## BEGIN

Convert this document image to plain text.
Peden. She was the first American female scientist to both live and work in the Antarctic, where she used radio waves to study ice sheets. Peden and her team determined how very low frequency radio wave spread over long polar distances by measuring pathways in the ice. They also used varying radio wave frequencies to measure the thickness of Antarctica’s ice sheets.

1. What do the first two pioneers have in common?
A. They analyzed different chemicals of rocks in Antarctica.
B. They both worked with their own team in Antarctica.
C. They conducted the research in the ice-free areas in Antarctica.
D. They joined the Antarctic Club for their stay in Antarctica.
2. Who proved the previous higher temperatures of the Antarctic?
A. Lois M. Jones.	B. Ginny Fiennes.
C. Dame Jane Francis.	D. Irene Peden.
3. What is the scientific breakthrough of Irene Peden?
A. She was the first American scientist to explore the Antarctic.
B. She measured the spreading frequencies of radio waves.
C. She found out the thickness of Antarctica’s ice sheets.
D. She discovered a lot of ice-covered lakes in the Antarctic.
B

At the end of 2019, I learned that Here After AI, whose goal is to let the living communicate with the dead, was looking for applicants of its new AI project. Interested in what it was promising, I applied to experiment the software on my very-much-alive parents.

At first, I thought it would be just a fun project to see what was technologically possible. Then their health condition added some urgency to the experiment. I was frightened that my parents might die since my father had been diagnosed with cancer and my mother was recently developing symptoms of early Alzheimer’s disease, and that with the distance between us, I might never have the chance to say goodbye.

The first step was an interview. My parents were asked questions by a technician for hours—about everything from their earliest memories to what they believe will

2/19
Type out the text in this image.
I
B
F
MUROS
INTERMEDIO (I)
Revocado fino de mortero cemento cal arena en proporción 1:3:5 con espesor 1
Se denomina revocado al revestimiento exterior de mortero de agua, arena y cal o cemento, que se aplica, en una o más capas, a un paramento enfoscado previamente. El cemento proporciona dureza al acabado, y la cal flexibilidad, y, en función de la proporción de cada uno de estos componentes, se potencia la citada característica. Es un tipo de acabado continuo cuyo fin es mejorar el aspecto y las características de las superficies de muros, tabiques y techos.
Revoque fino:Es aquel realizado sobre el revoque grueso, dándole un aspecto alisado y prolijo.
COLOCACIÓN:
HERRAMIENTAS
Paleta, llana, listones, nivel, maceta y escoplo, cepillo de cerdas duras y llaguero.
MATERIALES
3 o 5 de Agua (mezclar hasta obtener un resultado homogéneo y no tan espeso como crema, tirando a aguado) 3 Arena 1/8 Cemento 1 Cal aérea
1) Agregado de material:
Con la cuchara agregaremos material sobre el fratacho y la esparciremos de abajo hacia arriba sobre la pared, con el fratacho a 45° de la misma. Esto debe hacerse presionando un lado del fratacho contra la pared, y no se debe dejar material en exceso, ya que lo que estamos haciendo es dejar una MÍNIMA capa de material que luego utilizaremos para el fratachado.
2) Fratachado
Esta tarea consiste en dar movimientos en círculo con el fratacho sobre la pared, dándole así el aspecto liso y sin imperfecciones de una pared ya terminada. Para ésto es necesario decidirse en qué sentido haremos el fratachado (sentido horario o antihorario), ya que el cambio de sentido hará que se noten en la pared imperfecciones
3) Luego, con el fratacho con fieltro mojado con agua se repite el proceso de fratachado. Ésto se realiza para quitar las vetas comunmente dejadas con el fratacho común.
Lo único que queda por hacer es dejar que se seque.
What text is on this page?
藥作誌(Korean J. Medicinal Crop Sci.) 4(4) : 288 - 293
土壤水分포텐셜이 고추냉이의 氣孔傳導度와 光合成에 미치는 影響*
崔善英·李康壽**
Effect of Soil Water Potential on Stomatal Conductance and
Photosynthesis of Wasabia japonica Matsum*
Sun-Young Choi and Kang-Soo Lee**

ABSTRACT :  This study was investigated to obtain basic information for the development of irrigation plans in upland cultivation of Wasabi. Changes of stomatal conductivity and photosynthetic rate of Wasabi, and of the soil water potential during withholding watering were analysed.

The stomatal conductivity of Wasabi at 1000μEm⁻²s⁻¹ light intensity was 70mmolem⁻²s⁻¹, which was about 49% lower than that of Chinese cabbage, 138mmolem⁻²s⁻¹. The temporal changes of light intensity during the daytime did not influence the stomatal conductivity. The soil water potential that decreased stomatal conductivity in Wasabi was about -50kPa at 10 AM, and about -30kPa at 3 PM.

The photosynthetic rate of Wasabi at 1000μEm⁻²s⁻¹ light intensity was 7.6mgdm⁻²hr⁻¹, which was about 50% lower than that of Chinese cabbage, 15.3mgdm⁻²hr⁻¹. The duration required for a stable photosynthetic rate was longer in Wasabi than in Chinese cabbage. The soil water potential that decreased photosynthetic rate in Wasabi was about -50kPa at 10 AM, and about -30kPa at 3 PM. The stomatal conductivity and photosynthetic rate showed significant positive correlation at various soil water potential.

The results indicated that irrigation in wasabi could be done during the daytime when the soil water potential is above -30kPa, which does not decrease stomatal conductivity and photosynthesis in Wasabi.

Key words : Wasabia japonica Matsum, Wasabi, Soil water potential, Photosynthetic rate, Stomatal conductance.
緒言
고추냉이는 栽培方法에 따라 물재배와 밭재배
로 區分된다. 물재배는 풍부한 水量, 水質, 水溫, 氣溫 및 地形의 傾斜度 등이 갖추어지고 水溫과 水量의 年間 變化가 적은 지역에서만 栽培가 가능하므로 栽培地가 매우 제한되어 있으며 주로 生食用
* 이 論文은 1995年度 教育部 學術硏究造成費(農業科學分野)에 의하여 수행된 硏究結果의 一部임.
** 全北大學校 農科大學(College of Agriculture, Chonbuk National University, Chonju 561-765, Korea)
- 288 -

## END
## BEGIN

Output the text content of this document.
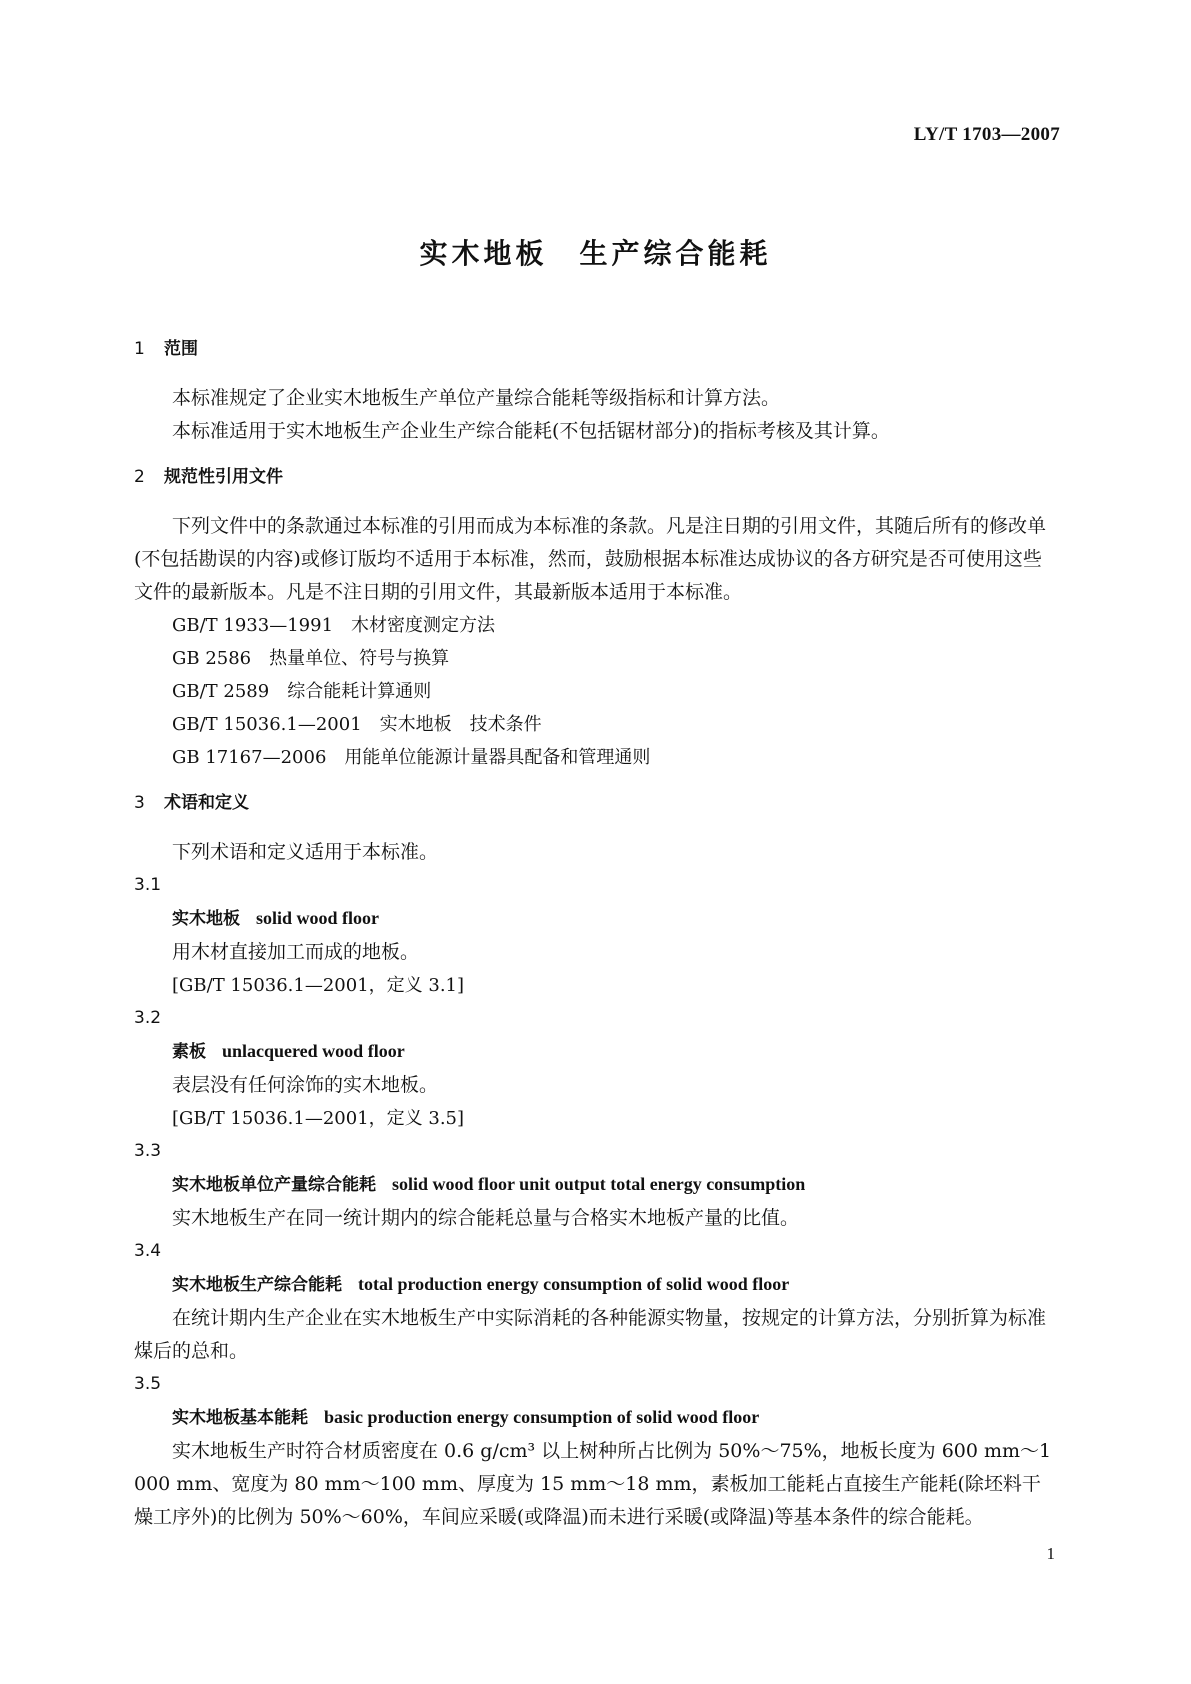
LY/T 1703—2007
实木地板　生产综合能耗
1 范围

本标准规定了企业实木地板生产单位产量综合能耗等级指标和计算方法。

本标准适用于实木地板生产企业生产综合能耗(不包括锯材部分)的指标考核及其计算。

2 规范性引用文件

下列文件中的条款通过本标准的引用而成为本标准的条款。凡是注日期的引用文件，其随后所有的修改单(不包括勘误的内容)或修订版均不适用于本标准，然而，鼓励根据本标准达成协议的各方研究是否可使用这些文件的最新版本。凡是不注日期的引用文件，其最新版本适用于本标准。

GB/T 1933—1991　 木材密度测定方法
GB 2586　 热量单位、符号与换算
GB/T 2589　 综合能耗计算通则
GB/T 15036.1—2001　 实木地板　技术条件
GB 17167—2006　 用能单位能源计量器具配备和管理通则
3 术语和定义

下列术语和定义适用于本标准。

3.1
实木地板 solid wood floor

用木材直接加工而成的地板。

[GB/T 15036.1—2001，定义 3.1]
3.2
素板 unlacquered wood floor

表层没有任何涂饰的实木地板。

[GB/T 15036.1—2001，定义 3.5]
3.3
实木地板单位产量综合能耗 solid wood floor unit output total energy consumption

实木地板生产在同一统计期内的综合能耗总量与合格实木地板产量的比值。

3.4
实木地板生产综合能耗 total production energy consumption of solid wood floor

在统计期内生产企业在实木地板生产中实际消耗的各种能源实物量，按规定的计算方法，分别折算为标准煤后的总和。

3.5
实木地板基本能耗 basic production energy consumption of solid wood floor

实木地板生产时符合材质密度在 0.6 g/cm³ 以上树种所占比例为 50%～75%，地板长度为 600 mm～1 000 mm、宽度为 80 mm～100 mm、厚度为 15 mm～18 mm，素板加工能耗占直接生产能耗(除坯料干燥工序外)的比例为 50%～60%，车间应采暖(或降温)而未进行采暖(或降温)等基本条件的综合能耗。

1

## END
## BEGIN

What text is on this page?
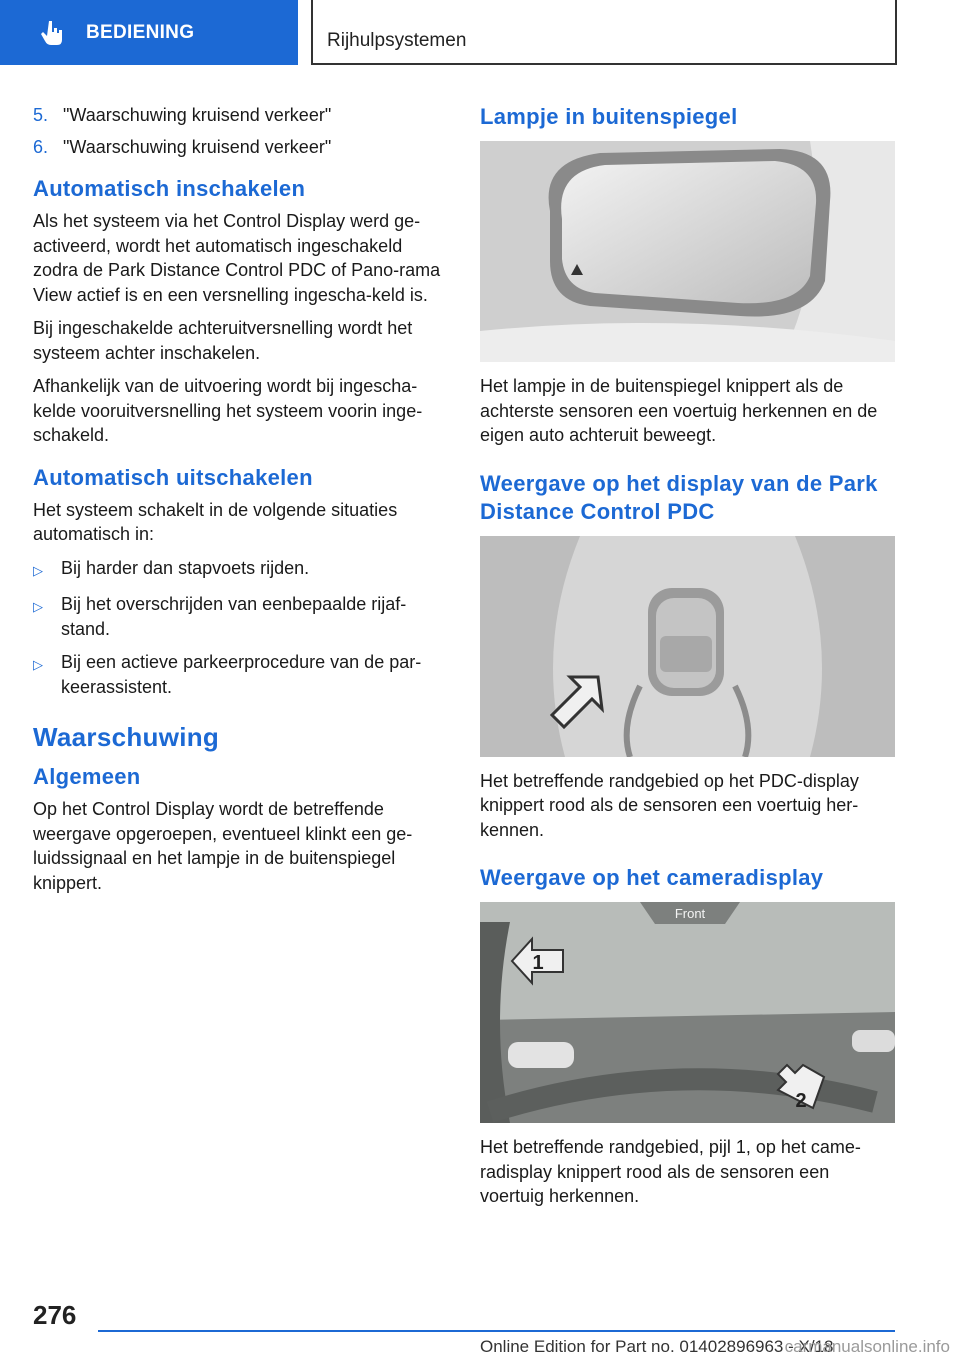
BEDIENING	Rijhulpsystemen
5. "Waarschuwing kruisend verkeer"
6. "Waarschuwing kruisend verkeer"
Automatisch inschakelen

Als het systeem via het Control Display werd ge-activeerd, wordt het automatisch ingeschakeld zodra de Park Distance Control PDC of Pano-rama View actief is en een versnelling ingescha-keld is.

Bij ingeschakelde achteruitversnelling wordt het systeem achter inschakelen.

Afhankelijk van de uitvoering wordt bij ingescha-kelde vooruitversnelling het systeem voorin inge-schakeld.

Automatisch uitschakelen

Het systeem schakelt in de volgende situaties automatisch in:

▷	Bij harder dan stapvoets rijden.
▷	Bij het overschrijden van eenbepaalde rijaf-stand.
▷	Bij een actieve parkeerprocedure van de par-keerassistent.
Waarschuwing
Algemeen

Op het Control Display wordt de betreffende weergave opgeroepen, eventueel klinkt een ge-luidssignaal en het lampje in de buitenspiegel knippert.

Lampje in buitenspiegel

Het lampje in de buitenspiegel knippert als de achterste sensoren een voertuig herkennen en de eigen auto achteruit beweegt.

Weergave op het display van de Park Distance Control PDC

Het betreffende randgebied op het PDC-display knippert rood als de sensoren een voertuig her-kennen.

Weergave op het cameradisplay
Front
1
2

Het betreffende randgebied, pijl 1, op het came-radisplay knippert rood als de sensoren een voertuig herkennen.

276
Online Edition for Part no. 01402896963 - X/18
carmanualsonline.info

## END

Using the entries above, find all lines with "document". Copy them.

* **Completed exercise**:
Convert this document image to plain text.
Output the text content of this document.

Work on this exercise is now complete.